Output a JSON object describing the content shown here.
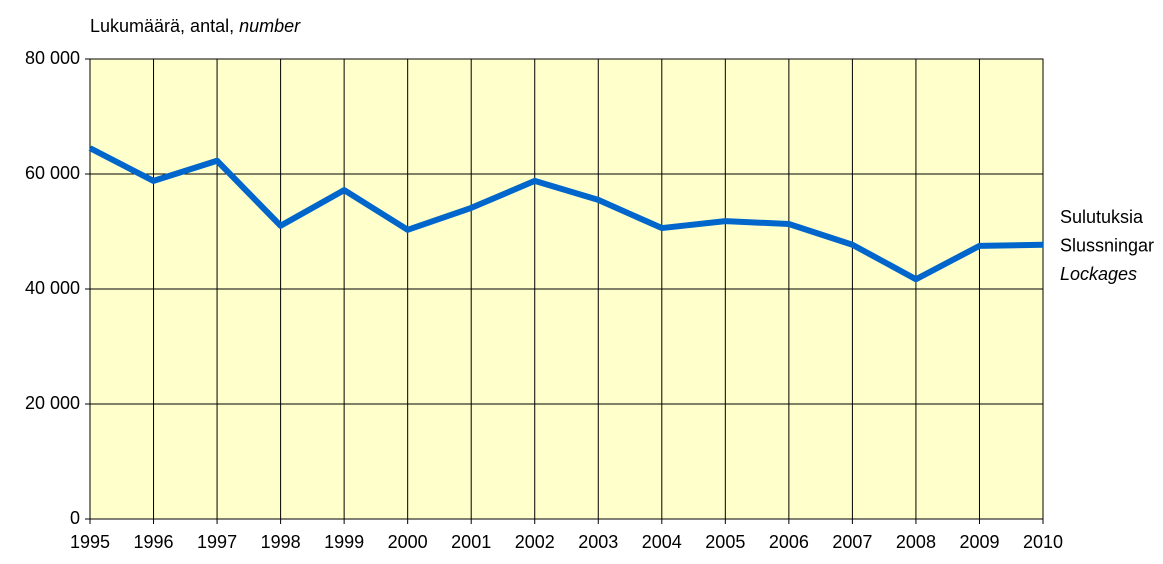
{
  "chart_data": {
    "type": "line",
    "ylabel": "Lukumäärä, antal,",
    "ylabel_italic": "number",
    "categories": [
      "1995",
      "1996",
      "1997",
      "1998",
      "1999",
      "2000",
      "2001",
      "2002",
      "2003",
      "2004",
      "2005",
      "2006",
      "2007",
      "2008",
      "2009",
      "2010"
    ],
    "series": [
      {
        "name": [
          "Sulutuksia",
          "Slussningar",
          "Lockages"
        ],
        "color": "#0066cc",
        "values": [
          64500,
          58800,
          62300,
          51000,
          57200,
          50300,
          54100,
          58800,
          55500,
          50600,
          51800,
          51300,
          47700,
          41700,
          47500,
          47700
        ]
      }
    ],
    "ylim": [
      0,
      80000
    ],
    "yticks": [
      0,
      {
        "value": 20000,
        "label": "20 000"
      },
      {
        "value": 40000,
        "label": "40 000"
      },
      {
        "value": 60000,
        "label": "60 000"
      },
      {
        "value": 80000,
        "label": "80 000"
      }
    ],
    "grid": true,
    "background": "#ffffcc"
  }
}
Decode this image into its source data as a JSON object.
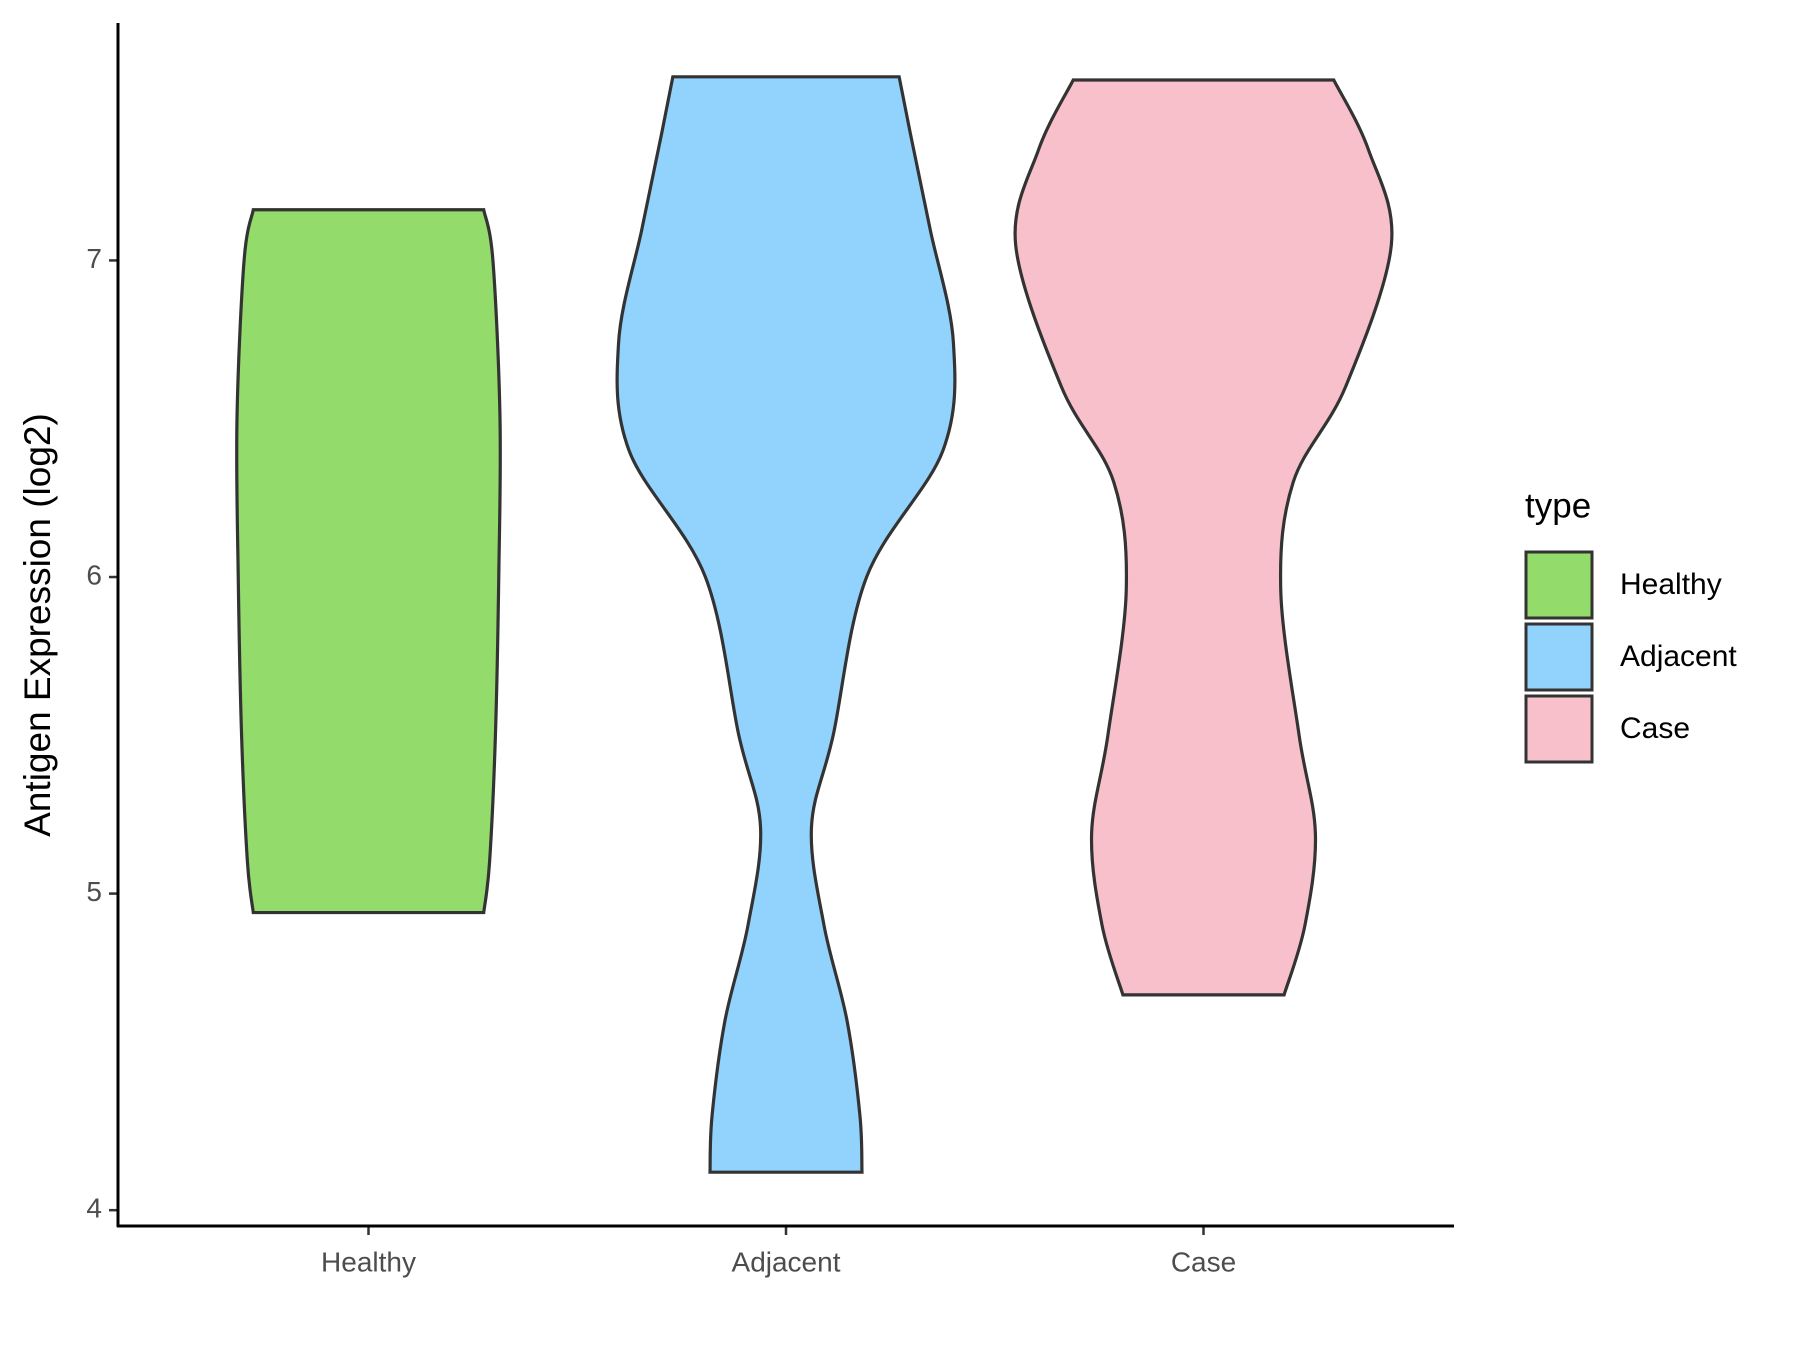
{
  "chart_data": {
    "type": "violin",
    "y_label": "Antigen Expression (log2)",
    "legend_title": "type",
    "legend_position": "right",
    "categories": [
      "Healthy",
      "Adjacent",
      "Case"
    ],
    "ylim": [
      3.95,
      7.75
    ],
    "yticks": [
      4,
      5,
      6,
      7
    ],
    "series": [
      {
        "name": "Healthy",
        "color": "#93db6b",
        "y": [
          4.94,
          5.1,
          5.5,
          6.0,
          6.5,
          7.0,
          7.16
        ],
        "widths": [
          0.276,
          0.29,
          0.304,
          0.312,
          0.315,
          0.298,
          0.276
        ]
      },
      {
        "name": "Adjacent",
        "color": "#92d3fe",
        "y": [
          4.12,
          4.3,
          4.6,
          4.9,
          5.21,
          5.5,
          6.0,
          6.4,
          6.74,
          7.1,
          7.4,
          7.58
        ],
        "widths": [
          0.182,
          0.177,
          0.146,
          0.091,
          0.061,
          0.113,
          0.193,
          0.376,
          0.401,
          0.345,
          0.298,
          0.271
        ]
      },
      {
        "name": "Case",
        "color": "#f7c0cb",
        "y": [
          4.68,
          4.9,
          5.19,
          5.5,
          5.96,
          6.3,
          6.6,
          7.05,
          7.35,
          7.57
        ],
        "widths": [
          0.193,
          0.243,
          0.268,
          0.229,
          0.185,
          0.215,
          0.34,
          0.45,
          0.395,
          0.312
        ]
      }
    ]
  }
}
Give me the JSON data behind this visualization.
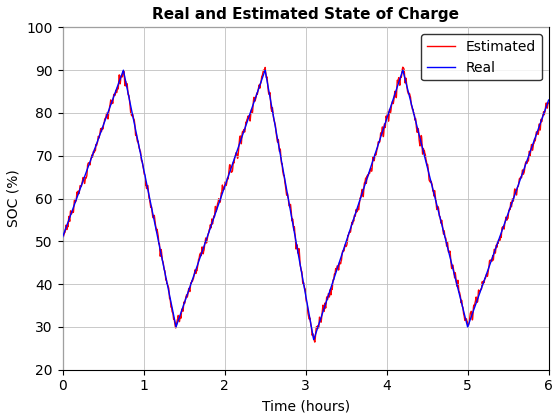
{
  "title": "Real and Estimated State of Charge",
  "xlabel": "Time (hours)",
  "ylabel": "SOC (%)",
  "xlim": [
    0,
    6
  ],
  "ylim": [
    20,
    100
  ],
  "xticks": [
    0,
    1,
    2,
    3,
    4,
    5,
    6
  ],
  "yticks": [
    20,
    30,
    40,
    50,
    60,
    70,
    80,
    90,
    100
  ],
  "real_color": "#0000FF",
  "estimated_color": "#FF0000",
  "real_linewidth": 1.0,
  "estimated_linewidth": 1.0,
  "legend_labels": [
    "Real",
    "Estimated"
  ],
  "legend_loc": "upper right",
  "grid": true,
  "background_color": "#FFFFFF",
  "title_fontsize": 11,
  "label_fontsize": 10,
  "tick_fontsize": 10,
  "t_max": 6,
  "n_points": 3000,
  "noise_seed": 7,
  "noise_scale": 1.8,
  "real_keypoints": [
    [
      0.0,
      51
    ],
    [
      0.75,
      90
    ],
    [
      1.4,
      30
    ],
    [
      2.5,
      90
    ],
    [
      3.1,
      27
    ],
    [
      4.2,
      90
    ],
    [
      5.0,
      30
    ],
    [
      6.0,
      83
    ]
  ]
}
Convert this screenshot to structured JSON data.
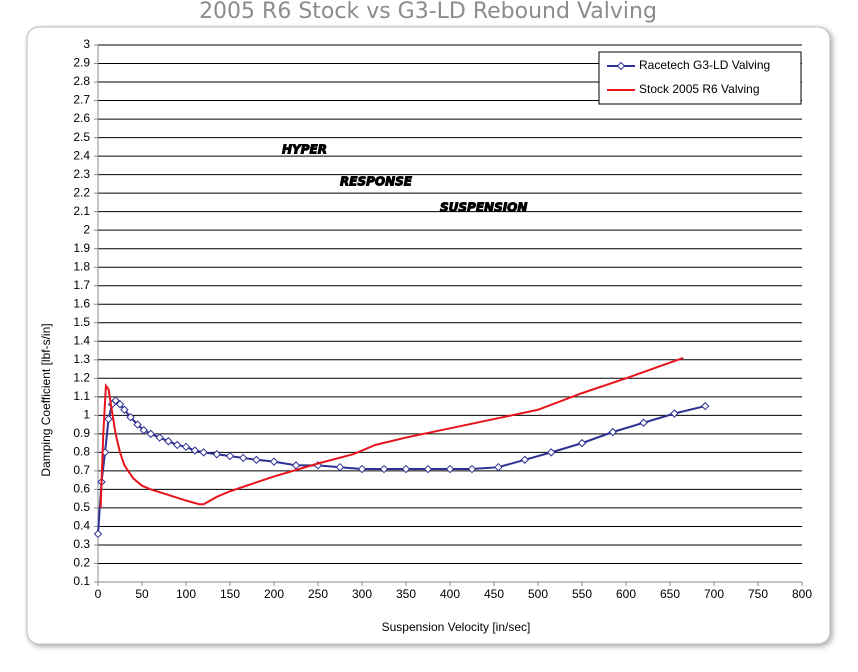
{
  "chart_data": {
    "type": "line",
    "title": "2005 R6 Stock vs G3-LD Rebound Valving",
    "x_label": "Suspension Velocity [in/sec]",
    "y_label": "Damping Coefficient  [lbf-s/in]",
    "logo": [
      "HYPER",
      "RESPONSE",
      "SUSPENSION"
    ],
    "xlim": [
      0,
      800
    ],
    "xticks": [
      0,
      50,
      100,
      150,
      200,
      250,
      300,
      350,
      400,
      450,
      500,
      550,
      600,
      650,
      700,
      750,
      800
    ],
    "ylim": [
      0.1,
      3
    ],
    "yticks": [
      0.1,
      0.2,
      0.3,
      0.4,
      0.5,
      0.6,
      0.7,
      0.8,
      0.9,
      1,
      1.1,
      1.2,
      1.3,
      1.4,
      1.5,
      1.6,
      1.7,
      1.8,
      1.9,
      2,
      2.1,
      2.2,
      2.3,
      2.4,
      2.5,
      2.6,
      2.7,
      2.8,
      2.9,
      3
    ],
    "grid": true,
    "legend": "upper right",
    "series": [
      {
        "name": "Racetech G3-LD Valving",
        "color": "#2e3192",
        "marker": "diamond",
        "x": [
          0,
          4,
          8,
          12,
          16,
          20,
          25,
          30,
          37,
          45,
          52,
          60,
          70,
          80,
          90,
          100,
          110,
          120,
          135,
          150,
          165,
          180,
          200,
          225,
          250,
          275,
          300,
          325,
          350,
          375,
          400,
          425,
          455,
          485,
          515,
          550,
          585,
          620,
          655,
          690
        ],
        "values": [
          0.36,
          0.64,
          0.8,
          0.98,
          1.06,
          1.08,
          1.06,
          1.03,
          0.99,
          0.95,
          0.92,
          0.9,
          0.88,
          0.86,
          0.84,
          0.83,
          0.81,
          0.8,
          0.79,
          0.78,
          0.77,
          0.76,
          0.75,
          0.73,
          0.73,
          0.72,
          0.71,
          0.71,
          0.71,
          0.71,
          0.71,
          0.71,
          0.72,
          0.76,
          0.8,
          0.85,
          0.91,
          0.96,
          1.01,
          1.05
        ]
      },
      {
        "name": "Stock 2005 R6 Valving",
        "color": "#e8141c",
        "marker": null,
        "x": [
          3,
          6,
          9,
          12,
          15,
          20,
          25,
          30,
          40,
          50,
          60,
          80,
          100,
          115,
          120,
          135,
          150,
          200,
          250,
          290,
          300,
          315,
          350,
          400,
          450,
          500,
          550,
          600,
          665
        ],
        "values": [
          0.5,
          0.9,
          1.16,
          1.14,
          1.05,
          0.9,
          0.8,
          0.73,
          0.66,
          0.62,
          0.6,
          0.57,
          0.54,
          0.52,
          0.52,
          0.56,
          0.59,
          0.67,
          0.74,
          0.79,
          0.81,
          0.84,
          0.88,
          0.93,
          0.98,
          1.03,
          1.12,
          1.2,
          1.31
        ]
      }
    ]
  }
}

- - - - - - -

Copy every line above in which the string "JSON" shows up.

**RESPONSE TO THIS TASK:**
Output a JSON object describing the content shown here.
Decode this image into its source data as a JSON object.
Give me the JSON data behind this visualization.
Convert this screenshot to structured JSON data.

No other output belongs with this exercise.